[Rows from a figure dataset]
===

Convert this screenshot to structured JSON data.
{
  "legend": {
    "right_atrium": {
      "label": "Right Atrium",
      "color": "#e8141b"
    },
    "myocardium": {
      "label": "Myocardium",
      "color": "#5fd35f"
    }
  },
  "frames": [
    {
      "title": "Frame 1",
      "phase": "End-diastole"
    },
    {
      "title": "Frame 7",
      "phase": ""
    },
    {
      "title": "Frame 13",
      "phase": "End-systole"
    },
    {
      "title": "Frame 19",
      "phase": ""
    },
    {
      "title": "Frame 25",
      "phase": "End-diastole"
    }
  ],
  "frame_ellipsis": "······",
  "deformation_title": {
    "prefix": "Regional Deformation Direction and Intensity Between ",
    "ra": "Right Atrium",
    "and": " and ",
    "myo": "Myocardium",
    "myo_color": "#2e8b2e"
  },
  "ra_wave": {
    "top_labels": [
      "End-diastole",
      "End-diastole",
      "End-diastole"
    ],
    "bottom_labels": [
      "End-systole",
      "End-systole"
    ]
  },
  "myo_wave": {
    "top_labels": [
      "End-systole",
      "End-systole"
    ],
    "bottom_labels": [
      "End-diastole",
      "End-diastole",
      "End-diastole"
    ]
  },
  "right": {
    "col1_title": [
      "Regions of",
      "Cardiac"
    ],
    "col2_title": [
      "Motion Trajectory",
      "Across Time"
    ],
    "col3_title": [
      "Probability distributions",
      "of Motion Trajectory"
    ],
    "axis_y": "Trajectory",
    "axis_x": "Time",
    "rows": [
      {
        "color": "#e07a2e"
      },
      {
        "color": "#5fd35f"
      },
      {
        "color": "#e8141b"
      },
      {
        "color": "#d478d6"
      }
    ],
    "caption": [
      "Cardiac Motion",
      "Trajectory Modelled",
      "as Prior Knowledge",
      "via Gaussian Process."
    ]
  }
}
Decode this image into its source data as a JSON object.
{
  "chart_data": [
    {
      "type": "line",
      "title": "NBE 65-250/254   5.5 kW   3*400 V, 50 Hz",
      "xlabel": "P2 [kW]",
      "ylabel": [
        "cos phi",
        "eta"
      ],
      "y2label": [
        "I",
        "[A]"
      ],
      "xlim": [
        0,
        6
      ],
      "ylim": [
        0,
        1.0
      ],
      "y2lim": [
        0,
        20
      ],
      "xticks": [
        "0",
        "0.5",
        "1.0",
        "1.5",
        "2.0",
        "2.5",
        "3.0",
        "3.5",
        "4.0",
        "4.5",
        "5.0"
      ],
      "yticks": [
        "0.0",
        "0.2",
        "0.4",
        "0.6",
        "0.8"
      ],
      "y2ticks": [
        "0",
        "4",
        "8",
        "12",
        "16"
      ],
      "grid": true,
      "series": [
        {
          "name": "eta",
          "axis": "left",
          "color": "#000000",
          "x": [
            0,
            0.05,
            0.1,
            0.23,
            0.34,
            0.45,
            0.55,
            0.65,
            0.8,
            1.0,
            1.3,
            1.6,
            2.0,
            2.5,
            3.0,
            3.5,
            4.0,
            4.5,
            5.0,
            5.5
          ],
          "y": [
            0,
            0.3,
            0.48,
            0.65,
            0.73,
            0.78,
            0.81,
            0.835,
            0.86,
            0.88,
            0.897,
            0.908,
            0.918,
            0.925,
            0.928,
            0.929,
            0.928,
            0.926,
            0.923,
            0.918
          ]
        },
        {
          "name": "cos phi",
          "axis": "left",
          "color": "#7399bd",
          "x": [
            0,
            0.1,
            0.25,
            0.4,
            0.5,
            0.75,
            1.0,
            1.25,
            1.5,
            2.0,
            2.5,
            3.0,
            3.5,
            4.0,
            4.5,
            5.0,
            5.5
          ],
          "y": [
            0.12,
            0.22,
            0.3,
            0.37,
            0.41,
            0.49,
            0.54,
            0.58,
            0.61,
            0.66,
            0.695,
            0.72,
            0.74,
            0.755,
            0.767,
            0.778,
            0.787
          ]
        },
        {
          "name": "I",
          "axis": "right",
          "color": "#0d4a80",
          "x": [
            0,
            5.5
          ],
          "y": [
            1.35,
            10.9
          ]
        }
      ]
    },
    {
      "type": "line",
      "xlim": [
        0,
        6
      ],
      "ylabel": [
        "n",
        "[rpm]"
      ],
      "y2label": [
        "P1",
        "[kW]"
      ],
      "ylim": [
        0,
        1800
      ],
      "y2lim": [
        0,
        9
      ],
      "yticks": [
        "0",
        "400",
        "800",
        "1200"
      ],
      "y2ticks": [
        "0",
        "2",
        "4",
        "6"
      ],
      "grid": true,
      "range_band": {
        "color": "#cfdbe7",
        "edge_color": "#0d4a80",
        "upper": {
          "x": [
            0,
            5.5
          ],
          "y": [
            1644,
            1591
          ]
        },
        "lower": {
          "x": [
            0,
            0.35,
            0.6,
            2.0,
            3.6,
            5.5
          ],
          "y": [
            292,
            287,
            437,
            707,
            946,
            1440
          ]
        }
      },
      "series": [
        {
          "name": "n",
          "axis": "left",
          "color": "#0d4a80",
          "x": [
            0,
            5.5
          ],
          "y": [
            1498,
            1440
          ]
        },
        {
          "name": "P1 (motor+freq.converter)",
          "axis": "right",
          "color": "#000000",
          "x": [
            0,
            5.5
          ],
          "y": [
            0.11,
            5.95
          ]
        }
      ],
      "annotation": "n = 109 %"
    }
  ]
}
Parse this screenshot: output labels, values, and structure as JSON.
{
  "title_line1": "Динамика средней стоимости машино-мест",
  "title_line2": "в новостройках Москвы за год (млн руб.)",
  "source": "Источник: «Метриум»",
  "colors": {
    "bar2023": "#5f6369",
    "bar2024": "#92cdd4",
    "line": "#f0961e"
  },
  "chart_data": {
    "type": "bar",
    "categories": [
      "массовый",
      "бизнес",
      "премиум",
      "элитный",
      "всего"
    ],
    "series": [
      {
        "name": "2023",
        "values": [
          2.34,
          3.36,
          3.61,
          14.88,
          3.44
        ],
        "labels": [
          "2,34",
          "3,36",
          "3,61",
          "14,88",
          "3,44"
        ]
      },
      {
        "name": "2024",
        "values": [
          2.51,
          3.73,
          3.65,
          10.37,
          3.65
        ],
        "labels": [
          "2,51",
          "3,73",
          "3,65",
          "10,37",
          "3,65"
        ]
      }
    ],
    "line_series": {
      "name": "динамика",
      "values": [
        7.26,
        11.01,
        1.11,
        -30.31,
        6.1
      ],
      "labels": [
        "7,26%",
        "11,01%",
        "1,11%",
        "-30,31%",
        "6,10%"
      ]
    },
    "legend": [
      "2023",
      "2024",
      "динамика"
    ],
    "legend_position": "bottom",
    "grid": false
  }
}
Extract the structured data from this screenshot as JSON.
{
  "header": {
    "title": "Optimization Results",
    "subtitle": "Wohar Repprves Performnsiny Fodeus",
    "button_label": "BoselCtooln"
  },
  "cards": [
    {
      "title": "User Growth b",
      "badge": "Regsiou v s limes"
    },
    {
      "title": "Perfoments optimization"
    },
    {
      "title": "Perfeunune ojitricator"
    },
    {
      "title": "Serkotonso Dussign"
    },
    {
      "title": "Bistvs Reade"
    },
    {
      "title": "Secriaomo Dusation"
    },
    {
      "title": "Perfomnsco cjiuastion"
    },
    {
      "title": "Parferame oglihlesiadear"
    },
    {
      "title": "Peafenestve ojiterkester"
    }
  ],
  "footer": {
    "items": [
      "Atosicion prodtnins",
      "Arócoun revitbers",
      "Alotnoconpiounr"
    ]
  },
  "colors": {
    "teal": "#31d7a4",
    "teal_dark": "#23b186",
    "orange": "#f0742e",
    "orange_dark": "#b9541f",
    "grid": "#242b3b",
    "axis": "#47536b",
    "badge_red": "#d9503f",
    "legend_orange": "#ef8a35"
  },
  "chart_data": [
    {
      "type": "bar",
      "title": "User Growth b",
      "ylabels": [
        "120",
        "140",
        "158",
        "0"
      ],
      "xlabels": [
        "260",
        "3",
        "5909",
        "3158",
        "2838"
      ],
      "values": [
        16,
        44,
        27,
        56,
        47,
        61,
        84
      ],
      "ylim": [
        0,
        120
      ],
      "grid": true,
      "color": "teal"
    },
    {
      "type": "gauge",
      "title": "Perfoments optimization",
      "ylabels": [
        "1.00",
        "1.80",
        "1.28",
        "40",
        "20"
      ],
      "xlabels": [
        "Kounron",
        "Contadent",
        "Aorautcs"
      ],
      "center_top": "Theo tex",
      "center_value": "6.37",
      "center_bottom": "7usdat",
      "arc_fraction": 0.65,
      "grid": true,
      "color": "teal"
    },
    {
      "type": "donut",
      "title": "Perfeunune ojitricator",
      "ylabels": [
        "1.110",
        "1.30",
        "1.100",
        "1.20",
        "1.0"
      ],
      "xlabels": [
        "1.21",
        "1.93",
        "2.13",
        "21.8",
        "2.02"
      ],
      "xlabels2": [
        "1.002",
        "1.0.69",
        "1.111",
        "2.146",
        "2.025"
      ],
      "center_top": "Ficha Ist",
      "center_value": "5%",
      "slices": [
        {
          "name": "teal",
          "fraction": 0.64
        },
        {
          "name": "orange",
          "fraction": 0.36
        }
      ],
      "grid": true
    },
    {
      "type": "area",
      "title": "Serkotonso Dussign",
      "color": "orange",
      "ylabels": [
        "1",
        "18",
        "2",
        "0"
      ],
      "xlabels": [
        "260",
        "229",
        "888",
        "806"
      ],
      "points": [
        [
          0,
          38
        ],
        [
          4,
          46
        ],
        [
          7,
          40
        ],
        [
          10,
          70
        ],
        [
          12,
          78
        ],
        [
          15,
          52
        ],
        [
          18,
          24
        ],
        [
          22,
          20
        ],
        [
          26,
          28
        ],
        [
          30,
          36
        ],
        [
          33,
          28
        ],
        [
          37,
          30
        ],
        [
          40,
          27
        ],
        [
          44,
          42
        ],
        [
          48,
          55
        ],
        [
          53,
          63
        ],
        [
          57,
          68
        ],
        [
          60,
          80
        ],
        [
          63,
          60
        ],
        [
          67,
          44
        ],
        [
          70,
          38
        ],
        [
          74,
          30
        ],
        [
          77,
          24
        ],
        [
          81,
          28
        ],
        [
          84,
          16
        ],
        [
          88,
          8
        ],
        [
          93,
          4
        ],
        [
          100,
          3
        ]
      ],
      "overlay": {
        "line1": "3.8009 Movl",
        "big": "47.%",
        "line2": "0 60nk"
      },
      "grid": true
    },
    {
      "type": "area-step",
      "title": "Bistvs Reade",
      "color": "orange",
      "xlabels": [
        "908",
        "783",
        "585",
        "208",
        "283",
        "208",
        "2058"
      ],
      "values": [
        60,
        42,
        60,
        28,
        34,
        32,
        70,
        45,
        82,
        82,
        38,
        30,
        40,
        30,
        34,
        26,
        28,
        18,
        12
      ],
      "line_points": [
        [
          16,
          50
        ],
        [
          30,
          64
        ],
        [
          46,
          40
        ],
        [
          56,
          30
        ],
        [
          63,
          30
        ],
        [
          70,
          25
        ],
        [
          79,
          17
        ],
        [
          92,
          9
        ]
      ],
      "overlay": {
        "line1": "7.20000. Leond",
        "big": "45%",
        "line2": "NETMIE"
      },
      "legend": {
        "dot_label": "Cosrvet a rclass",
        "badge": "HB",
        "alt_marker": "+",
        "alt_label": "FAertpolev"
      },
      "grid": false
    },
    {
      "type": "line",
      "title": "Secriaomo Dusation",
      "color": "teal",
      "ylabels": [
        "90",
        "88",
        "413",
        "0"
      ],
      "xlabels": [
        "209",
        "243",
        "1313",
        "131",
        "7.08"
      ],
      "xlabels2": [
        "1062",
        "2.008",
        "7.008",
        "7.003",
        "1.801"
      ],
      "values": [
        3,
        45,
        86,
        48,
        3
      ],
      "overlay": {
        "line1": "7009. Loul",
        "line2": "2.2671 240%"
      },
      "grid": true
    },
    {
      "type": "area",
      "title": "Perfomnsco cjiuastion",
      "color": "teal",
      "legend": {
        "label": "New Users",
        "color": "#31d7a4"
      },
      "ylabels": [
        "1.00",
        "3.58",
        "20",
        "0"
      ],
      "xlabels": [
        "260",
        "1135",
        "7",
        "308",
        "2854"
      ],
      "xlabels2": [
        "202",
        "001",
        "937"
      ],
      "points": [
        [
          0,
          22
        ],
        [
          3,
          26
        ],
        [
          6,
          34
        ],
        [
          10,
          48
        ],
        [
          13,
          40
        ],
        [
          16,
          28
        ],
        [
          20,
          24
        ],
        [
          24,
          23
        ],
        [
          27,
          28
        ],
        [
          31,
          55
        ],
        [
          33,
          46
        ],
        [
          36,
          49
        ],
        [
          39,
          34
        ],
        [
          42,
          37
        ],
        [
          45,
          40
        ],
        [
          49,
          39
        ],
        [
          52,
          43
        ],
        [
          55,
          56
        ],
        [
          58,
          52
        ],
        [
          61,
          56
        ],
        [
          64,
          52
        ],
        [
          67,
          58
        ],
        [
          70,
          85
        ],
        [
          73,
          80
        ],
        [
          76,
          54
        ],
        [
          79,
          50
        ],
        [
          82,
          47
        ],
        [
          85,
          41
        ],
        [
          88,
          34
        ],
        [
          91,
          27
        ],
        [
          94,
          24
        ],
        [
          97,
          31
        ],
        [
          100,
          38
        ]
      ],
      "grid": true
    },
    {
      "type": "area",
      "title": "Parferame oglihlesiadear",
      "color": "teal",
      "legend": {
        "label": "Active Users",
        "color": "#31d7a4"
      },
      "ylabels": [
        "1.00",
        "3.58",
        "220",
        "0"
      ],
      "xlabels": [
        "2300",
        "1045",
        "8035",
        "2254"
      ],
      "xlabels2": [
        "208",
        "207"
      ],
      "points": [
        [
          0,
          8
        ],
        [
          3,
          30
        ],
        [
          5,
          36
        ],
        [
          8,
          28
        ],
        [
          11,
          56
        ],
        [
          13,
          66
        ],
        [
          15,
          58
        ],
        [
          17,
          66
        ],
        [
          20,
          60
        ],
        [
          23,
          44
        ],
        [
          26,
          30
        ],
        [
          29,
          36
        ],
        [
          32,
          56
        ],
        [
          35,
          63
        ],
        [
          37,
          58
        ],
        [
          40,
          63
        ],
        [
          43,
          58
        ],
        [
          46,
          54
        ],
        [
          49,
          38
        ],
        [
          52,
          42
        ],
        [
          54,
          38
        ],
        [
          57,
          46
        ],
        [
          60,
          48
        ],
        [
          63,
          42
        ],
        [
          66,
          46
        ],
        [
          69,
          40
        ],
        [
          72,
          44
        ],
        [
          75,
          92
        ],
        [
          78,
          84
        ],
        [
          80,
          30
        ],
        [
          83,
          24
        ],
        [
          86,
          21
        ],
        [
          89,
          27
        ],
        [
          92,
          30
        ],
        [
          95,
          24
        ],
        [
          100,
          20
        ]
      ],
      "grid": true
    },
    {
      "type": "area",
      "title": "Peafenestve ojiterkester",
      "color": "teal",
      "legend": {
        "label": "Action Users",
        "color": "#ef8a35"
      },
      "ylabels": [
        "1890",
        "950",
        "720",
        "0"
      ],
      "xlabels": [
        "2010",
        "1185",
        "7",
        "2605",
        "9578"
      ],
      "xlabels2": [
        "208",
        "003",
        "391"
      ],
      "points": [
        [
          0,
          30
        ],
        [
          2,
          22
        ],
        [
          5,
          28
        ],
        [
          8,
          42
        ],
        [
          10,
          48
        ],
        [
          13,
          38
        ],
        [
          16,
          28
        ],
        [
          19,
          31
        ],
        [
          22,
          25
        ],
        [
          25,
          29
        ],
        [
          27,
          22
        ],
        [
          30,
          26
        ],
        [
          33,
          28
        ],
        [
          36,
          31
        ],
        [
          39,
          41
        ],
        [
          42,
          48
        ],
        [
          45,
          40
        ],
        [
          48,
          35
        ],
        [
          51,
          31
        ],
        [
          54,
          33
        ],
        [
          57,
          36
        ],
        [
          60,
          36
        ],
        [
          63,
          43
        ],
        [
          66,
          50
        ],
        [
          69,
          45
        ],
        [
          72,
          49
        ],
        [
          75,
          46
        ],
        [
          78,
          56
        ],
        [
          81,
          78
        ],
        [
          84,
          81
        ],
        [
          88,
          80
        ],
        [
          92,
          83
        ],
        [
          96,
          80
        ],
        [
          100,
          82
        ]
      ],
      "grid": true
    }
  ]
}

===

What is being asked:
Pick every line with "Serkotonso" in it and copy it.

Correct result:
      "title": "Serkotonso Dussign"
      "title": "Serkotonso Dussign",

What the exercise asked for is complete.